◆ **WHAT THE TASK REQUIRES**
Search the material and gather each line with "Show" in it.

(Dataset records)
....................
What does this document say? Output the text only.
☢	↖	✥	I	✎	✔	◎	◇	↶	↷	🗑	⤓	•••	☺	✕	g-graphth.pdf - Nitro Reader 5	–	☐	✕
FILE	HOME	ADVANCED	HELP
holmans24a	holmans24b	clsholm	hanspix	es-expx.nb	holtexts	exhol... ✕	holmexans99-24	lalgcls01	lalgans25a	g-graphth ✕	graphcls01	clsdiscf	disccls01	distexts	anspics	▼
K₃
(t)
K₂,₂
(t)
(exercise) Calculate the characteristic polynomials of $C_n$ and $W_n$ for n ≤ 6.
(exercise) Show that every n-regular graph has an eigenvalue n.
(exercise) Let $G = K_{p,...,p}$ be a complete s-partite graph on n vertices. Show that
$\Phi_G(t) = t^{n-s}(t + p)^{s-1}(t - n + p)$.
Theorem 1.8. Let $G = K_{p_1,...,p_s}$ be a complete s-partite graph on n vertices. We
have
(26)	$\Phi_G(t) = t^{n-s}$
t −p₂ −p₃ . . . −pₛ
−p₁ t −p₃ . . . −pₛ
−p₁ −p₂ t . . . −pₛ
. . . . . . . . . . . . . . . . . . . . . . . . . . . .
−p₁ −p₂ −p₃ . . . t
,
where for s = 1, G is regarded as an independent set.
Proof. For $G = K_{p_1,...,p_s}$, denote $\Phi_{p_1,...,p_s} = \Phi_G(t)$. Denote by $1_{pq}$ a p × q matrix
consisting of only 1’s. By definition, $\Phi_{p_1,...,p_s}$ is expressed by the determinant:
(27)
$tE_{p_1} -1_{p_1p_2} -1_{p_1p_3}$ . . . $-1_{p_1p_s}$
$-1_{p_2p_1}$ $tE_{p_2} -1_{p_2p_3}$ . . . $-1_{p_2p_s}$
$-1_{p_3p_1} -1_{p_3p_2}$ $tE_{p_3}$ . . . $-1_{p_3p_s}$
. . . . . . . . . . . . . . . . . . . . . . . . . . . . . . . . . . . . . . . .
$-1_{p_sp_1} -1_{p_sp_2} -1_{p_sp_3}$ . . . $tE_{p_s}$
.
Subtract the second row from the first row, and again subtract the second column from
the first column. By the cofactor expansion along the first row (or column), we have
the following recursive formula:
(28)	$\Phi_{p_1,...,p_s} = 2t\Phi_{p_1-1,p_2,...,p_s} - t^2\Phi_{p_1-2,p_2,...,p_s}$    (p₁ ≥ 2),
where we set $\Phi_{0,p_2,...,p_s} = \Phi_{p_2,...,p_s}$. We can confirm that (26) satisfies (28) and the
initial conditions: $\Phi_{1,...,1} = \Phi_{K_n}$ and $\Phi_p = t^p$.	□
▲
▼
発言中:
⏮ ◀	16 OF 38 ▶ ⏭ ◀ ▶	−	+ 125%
....................
◆ **WORKED SOLUTION**
(exercise) Show that every n-regular graph has an eigenvalue n.
(exercise) Let $G = K_{p,...,p}$ be a complete s-partite graph on n vertices. Show that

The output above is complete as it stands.